▶ [DIRECTIONS]: For the data below, work out how many lines contain the word "worry" and supply only that number.

▶ [Items from a data source]:
.....

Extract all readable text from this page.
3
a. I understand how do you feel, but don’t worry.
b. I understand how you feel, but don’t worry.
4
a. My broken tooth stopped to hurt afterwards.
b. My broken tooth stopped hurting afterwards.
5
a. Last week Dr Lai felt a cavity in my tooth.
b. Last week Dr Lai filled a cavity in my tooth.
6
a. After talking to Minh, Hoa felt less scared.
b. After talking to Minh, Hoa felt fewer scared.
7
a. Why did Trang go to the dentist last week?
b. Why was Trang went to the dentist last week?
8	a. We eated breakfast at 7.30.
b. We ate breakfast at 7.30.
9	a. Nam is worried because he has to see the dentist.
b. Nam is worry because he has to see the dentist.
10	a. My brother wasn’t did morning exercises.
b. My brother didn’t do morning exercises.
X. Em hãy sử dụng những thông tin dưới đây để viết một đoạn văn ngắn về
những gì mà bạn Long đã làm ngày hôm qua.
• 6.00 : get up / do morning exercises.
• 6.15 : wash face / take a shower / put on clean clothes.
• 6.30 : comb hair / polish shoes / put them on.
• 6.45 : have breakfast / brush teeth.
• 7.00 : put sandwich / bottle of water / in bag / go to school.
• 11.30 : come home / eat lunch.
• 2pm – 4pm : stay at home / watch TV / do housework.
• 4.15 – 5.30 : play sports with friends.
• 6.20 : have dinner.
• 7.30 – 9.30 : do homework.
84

.....

▶ [FULL ANSWER]: 3